▶ _REQUIREMENTS_
State how many lines of the entries hold the string "Trend", and output nothing but that count.

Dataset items
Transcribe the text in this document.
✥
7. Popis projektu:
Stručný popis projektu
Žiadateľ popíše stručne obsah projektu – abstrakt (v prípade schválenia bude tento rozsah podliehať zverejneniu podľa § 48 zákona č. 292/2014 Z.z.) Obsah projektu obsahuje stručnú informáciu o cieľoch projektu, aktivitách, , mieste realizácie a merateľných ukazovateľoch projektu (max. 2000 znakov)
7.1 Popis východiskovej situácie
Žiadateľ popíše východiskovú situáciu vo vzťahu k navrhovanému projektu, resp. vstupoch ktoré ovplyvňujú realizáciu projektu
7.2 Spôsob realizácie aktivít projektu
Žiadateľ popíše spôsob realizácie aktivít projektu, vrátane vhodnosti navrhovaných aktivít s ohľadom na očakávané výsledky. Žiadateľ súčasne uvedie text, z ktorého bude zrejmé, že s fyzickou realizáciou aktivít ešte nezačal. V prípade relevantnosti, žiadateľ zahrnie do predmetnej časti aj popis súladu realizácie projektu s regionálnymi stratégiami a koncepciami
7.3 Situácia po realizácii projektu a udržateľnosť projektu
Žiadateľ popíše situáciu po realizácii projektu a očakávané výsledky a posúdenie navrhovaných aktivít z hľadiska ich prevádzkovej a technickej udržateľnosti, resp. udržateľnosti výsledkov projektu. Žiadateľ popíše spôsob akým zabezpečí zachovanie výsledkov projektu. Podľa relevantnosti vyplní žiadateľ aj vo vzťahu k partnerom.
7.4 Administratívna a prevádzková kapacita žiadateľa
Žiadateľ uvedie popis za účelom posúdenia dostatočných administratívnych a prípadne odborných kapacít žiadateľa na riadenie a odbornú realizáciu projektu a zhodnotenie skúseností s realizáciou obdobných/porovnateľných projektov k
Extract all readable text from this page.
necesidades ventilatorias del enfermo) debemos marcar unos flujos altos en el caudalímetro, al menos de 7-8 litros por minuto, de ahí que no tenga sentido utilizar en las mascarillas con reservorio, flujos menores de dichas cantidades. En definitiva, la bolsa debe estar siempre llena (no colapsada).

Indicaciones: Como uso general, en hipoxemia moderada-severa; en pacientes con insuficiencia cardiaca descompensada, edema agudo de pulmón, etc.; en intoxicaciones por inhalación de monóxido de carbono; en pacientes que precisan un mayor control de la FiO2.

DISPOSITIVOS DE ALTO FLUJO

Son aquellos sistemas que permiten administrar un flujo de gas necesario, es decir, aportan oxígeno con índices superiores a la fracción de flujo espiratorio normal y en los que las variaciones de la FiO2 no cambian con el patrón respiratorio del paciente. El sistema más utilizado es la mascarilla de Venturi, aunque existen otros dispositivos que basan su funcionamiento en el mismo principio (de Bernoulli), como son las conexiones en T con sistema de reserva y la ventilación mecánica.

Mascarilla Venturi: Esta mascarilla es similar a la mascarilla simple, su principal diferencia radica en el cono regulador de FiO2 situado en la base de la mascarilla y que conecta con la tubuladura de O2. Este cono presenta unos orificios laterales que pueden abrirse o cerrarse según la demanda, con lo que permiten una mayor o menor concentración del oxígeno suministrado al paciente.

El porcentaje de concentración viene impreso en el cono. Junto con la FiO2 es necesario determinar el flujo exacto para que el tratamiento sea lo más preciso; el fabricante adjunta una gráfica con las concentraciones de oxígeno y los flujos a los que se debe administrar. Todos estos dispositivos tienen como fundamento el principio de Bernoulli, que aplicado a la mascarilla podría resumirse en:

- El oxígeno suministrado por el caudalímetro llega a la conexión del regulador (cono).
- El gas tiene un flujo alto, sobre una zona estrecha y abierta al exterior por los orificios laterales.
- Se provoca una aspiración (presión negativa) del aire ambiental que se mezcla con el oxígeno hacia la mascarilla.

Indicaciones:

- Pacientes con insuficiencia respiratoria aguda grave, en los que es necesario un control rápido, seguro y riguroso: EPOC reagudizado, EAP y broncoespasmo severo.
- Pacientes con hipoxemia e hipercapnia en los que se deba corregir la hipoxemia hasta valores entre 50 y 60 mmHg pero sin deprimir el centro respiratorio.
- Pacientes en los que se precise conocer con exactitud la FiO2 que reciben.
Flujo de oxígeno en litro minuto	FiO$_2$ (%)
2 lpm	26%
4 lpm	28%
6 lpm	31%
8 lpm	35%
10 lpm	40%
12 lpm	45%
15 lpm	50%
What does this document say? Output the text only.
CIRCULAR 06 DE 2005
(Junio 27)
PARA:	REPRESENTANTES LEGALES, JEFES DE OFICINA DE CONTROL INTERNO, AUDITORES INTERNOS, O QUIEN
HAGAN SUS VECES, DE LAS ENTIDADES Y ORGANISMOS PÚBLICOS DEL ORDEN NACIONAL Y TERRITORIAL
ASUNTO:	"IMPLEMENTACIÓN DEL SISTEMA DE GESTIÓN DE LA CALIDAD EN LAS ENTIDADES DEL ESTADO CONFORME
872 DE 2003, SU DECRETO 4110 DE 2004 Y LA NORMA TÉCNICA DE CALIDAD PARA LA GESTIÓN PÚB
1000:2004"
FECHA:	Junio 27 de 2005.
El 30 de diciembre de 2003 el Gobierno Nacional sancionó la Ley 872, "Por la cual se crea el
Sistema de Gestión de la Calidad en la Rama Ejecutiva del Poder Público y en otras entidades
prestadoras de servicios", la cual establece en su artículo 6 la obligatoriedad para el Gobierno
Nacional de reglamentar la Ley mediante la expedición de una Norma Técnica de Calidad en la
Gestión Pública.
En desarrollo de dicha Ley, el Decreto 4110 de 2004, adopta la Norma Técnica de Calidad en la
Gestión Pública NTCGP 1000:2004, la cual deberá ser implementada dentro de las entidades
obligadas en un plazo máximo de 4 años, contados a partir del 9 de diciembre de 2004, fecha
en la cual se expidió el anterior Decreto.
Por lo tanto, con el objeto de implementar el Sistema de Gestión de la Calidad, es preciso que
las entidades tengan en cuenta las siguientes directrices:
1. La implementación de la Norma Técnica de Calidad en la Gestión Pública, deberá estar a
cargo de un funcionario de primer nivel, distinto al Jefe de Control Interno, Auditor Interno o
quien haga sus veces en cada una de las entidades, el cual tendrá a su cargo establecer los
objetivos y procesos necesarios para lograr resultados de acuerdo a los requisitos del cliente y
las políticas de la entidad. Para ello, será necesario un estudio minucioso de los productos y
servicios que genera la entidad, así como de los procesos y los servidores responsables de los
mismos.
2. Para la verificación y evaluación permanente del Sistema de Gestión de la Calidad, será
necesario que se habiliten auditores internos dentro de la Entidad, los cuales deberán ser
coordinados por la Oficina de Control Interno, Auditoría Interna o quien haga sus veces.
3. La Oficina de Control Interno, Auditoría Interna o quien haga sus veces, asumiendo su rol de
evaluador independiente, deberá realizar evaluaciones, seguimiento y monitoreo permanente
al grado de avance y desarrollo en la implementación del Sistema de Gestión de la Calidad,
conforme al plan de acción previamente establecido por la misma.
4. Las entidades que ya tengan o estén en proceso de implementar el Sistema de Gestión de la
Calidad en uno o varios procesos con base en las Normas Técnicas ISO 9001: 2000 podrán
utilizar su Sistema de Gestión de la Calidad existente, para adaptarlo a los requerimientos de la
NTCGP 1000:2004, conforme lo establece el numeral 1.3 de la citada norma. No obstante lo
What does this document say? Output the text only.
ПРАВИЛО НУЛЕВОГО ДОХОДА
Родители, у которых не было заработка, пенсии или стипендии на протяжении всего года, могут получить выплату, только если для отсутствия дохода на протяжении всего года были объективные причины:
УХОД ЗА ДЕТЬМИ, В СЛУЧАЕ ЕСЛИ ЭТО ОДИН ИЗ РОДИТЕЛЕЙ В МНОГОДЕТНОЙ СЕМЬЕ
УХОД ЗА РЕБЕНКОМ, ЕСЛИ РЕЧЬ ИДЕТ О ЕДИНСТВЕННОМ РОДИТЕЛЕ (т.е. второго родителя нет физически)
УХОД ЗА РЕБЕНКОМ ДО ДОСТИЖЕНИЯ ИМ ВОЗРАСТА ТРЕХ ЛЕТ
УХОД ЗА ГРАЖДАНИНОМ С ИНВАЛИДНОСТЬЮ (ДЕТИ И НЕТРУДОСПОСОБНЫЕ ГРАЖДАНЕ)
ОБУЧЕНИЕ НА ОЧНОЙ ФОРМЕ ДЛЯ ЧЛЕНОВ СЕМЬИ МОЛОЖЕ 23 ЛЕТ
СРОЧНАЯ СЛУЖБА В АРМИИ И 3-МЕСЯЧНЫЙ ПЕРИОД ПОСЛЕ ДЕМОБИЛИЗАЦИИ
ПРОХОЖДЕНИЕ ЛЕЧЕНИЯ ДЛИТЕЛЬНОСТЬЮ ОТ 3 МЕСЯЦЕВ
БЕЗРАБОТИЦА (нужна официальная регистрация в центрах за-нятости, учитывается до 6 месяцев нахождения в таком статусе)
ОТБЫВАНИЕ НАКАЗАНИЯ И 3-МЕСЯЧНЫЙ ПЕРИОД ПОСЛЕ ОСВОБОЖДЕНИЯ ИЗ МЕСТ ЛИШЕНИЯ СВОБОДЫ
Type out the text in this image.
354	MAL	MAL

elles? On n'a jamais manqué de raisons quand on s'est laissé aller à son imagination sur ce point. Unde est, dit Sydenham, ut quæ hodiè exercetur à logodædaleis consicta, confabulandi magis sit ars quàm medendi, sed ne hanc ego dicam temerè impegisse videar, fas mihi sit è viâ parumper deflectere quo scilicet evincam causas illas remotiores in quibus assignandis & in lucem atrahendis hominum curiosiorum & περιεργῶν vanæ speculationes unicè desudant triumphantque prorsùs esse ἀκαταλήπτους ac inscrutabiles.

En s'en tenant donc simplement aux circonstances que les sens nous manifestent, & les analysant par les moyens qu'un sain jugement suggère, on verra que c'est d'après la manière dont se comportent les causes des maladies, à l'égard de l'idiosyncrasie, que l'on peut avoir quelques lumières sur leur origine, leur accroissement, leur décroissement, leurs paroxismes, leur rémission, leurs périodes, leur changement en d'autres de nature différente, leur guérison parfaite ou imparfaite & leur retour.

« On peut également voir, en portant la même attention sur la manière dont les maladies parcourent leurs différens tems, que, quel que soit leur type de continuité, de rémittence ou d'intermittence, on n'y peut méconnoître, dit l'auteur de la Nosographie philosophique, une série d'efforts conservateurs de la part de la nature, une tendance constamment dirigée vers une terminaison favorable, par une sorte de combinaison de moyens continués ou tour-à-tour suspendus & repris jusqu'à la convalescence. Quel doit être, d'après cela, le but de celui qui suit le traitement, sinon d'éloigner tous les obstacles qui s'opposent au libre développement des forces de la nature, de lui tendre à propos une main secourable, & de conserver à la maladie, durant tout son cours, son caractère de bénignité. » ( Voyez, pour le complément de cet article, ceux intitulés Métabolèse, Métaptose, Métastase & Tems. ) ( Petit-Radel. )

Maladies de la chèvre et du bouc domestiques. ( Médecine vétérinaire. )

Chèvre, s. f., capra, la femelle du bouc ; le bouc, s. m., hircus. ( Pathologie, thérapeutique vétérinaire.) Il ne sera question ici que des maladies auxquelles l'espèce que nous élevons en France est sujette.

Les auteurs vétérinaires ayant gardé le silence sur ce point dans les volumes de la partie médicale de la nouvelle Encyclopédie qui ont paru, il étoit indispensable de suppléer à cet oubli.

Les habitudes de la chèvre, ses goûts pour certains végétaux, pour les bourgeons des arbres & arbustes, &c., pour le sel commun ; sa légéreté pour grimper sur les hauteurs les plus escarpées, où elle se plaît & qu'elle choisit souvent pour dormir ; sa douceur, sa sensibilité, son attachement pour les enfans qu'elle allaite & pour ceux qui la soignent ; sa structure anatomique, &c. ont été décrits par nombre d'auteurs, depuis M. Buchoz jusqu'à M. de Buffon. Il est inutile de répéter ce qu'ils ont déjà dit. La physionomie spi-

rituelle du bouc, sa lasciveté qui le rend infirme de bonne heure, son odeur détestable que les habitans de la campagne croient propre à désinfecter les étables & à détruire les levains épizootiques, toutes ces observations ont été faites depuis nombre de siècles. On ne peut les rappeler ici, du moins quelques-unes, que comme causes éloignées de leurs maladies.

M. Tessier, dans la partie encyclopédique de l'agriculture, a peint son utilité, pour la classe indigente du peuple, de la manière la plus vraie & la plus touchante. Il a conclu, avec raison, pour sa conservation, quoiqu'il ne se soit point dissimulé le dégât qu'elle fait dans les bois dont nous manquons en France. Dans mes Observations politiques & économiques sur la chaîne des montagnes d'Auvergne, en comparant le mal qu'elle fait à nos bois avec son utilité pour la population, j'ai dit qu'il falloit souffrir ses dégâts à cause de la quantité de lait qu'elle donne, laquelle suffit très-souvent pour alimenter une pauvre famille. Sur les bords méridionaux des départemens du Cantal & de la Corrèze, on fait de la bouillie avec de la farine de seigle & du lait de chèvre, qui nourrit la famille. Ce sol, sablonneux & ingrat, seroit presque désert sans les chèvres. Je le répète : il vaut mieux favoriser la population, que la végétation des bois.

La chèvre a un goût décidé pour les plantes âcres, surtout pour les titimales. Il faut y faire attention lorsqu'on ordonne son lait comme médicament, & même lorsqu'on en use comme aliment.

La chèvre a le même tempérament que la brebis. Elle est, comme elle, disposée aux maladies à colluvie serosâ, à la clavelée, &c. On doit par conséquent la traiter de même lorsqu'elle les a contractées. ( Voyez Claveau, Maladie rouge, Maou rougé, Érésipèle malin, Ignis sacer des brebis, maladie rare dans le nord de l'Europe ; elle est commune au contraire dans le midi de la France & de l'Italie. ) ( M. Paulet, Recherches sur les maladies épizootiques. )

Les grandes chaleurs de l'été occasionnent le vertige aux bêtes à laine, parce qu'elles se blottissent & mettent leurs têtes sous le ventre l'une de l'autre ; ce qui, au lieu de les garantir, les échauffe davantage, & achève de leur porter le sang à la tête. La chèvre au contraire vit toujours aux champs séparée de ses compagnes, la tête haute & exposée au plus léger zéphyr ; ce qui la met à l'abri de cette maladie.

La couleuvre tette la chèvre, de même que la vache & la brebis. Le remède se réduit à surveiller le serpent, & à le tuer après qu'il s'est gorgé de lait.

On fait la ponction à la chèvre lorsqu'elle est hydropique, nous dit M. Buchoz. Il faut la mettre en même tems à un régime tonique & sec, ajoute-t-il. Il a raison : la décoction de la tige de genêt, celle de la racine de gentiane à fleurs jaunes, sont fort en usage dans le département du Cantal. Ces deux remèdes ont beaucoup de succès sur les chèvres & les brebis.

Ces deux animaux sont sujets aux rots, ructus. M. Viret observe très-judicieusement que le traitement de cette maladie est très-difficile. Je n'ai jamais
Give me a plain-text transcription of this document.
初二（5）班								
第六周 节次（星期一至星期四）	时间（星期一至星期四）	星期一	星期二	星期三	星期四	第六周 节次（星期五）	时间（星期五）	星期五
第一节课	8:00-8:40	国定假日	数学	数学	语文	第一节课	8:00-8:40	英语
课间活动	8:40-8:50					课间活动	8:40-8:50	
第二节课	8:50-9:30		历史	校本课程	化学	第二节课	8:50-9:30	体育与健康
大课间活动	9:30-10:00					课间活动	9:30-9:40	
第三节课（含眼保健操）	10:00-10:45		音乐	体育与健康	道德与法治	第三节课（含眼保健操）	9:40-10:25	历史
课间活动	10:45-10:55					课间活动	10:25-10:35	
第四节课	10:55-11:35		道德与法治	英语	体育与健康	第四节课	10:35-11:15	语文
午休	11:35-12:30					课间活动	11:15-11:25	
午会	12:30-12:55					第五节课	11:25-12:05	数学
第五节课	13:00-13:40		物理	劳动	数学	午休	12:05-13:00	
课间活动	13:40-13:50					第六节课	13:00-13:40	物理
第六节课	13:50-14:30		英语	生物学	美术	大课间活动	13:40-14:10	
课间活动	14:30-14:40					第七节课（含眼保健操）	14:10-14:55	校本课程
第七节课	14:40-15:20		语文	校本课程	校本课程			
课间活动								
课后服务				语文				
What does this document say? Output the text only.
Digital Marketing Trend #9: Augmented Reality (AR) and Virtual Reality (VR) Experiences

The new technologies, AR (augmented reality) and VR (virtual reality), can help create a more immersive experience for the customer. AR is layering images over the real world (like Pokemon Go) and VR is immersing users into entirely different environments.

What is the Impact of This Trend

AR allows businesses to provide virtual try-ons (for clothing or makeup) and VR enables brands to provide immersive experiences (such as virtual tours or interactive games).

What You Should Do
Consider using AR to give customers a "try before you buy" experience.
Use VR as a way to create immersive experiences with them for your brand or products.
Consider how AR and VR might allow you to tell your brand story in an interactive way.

▶ _CORRECT RESPONSE_
2